Figure record listings:
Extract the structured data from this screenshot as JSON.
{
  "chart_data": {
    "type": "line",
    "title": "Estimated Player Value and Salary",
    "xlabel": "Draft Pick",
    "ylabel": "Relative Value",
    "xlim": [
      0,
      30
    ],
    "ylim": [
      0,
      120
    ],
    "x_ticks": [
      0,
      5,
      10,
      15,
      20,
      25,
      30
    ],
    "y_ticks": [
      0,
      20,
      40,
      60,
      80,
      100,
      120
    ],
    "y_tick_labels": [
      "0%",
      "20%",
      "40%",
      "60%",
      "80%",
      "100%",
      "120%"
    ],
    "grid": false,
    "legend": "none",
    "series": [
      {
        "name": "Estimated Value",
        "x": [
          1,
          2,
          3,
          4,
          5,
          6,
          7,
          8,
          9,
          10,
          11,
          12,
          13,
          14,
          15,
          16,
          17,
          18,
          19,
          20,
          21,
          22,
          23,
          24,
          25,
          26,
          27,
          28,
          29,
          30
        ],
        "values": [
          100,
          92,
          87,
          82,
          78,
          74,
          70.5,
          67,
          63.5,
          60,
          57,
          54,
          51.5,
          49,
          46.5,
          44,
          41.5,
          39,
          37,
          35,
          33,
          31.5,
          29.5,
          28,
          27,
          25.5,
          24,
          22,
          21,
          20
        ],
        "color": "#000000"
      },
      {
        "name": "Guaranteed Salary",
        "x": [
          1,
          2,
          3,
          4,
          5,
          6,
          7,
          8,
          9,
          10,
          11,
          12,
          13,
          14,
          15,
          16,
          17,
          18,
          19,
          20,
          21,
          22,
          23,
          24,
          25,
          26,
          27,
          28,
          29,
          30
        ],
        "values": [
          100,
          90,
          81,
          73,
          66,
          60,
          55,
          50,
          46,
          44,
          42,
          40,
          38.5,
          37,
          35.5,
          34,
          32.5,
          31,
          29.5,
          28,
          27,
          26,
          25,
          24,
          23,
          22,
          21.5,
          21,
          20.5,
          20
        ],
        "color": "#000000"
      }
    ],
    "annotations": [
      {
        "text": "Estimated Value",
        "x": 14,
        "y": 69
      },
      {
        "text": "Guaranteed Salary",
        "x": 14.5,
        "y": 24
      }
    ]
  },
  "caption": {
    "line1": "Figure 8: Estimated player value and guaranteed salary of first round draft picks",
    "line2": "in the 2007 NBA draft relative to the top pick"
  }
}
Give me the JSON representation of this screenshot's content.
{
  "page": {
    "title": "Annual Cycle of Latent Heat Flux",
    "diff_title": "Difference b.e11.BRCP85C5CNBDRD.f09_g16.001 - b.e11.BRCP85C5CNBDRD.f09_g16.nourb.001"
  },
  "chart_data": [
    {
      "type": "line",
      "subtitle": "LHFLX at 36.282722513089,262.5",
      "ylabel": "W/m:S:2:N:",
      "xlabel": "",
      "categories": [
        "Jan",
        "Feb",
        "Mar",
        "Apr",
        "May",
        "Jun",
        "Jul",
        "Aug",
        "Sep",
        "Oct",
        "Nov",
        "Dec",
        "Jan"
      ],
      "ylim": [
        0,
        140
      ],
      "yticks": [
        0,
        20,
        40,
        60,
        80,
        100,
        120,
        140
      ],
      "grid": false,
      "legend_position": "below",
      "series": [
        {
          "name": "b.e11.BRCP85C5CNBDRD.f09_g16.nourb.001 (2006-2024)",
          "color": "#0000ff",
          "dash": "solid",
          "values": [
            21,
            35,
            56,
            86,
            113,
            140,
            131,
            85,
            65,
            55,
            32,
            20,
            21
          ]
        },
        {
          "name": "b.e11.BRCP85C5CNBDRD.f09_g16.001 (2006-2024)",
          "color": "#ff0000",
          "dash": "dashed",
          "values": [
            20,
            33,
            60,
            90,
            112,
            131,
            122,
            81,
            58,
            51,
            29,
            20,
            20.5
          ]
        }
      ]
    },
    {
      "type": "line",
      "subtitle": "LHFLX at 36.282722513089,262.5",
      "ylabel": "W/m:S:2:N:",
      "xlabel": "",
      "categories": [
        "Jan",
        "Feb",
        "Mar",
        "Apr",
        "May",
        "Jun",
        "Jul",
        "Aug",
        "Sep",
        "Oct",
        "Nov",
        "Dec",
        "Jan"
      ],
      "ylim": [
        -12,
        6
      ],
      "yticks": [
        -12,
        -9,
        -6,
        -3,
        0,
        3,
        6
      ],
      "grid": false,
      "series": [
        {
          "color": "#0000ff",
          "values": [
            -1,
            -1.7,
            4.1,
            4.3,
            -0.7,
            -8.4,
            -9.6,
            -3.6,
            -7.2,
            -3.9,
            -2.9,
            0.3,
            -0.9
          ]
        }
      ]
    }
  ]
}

● EXERCISE DETAILS:
Return the full listing, character for character.

● FULL RESPONSE:
Extract the structured data from this screenshot as JSON.
{
  "chart_data": {
    "type": "line",
    "title": "Estimated Player Value and Salary",
    "xlabel": "Draft Pick",
    "ylabel": "Relative Value",
    "xlim": [
      0,
      30
    ],
    "ylim": [
      0,
      120
    ],
    "x_ticks": [
      0,
      5,
      10,
      15,
      20,
      25,
      30
    ],
    "y_ticks": [
      0,
      20,
      40,
      60,
      80,
      100,
      120
    ],
    "y_tick_labels": [
      "0%",
      "20%",
      "40%",
      "60%",
      "80%",
      "100%",
      "120%"
    ],
    "grid": false,
    "legend": "none",
    "series": [
      {
        "name": "Estimated Value",
        "x": [
          1,
          2,
          3,
          4,
          5,
          6,
          7,
          8,
          9,
          10,
          11,
          12,
          13,
          14,
          15,
          16,
          17,
          18,
          19,
          20,
          21,
          22,
          23,
          24,
          25,
          26,
          27,
          28,
          29,
          30
        ],
        "values": [
          100,
          92,
          87,
          82,
          78,
          74,
          70.5,
          67,
          63.5,
          60,
          57,
          54,
          51.5,
          49,
          46.5,
          44,
          41.5,
          39,
          37,
          35,
          33,
          31.5,
          29.5,
          28,
          27,
          25.5,
          24,
          22,
          21,
          20
        ],
        "color": "#000000"
      },
      {
        "name": "Guaranteed Salary",
        "x": [
          1,
          2,
          3,
          4,
          5,
          6,
          7,
          8,
          9,
          10,
          11,
          12,
          13,
          14,
          15,
          16,
          17,
          18,
          19,
          20,
          21,
          22,
          23,
          24,
          25,
          26,
          27,
          28,
          29,
          30
        ],
        "values": [
          100,
          90,
          81,
          73,
          66,
          60,
          55,
          50,
          46,
          44,
          42,
          40,
          38.5,
          37,
          35.5,
          34,
          32.5,
          31,
          29.5,
          28,
          27,
          26,
          25,
          24,
          23,
          22,
          21.5,
          21,
          20.5,
          20
        ],
        "color": "#000000"
      }
    ],
    "annotations": [
      {
        "text": "Estimated Value",
        "x": 14,
        "y": 69
      },
      {
        "text": "Guaranteed Salary",
        "x": 14.5,
        "y": 24
      }
    ]
  },
  "caption": {
    "line1": "Figure 8: Estimated player value and guaranteed salary of first round draft picks",
    "line2": "in the 2007 NBA draft relative to the top pick"
  }
}
Give me the JSON representation of this screenshot's content.
{
  "page": {
    "title": "Annual Cycle of Latent Heat Flux",
    "diff_title": "Difference b.e11.BRCP85C5CNBDRD.f09_g16.001 - b.e11.BRCP85C5CNBDRD.f09_g16.nourb.001"
  },
  "chart_data": [
    {
      "type": "line",
      "subtitle": "LHFLX at 36.282722513089,262.5",
      "ylabel": "W/m:S:2:N:",
      "xlabel": "",
      "categories": [
        "Jan",
        "Feb",
        "Mar",
        "Apr",
        "May",
        "Jun",
        "Jul",
        "Aug",
        "Sep",
        "Oct",
        "Nov",
        "Dec",
        "Jan"
      ],
      "ylim": [
        0,
        140
      ],
      "yticks": [
        0,
        20,
        40,
        60,
        80,
        100,
        120,
        140
      ],
      "grid": false,
      "legend_position": "below",
      "series": [
        {
          "name": "b.e11.BRCP85C5CNBDRD.f09_g16.nourb.001 (2006-2024)",
          "color": "#0000ff",
          "dash": "solid",
          "values": [
            21,
            35,
            56,
            86,
            113,
            140,
            131,
            85,
            65,
            55,
            32,
            20,
            21
          ]
        },
        {
          "name": "b.e11.BRCP85C5CNBDRD.f09_g16.001 (2006-2024)",
          "color": "#ff0000",
          "dash": "dashed",
          "values": [
            20,
            33,
            60,
            90,
            112,
            131,
            122,
            81,
            58,
            51,
            29,
            20,
            20.5
          ]
        }
      ]
    },
    {
      "type": "line",
      "subtitle": "LHFLX at 36.282722513089,262.5",
      "ylabel": "W/m:S:2:N:",
      "xlabel": "",
      "categories": [
        "Jan",
        "Feb",
        "Mar",
        "Apr",
        "May",
        "Jun",
        "Jul",
        "Aug",
        "Sep",
        "Oct",
        "Nov",
        "Dec",
        "Jan"
      ],
      "ylim": [
        -12,
        6
      ],
      "yticks": [
        -12,
        -9,
        -6,
        -3,
        0,
        3,
        6
      ],
      "grid": false,
      "series": [
        {
          "color": "#0000ff",
          "values": [
            -1,
            -1.7,
            4.1,
            4.3,
            -0.7,
            -8.4,
            -9.6,
            -3.6,
            -7.2,
            -3.9,
            -2.9,
            0.3,
            -0.9
          ]
        }
      ]
    }
  ]
}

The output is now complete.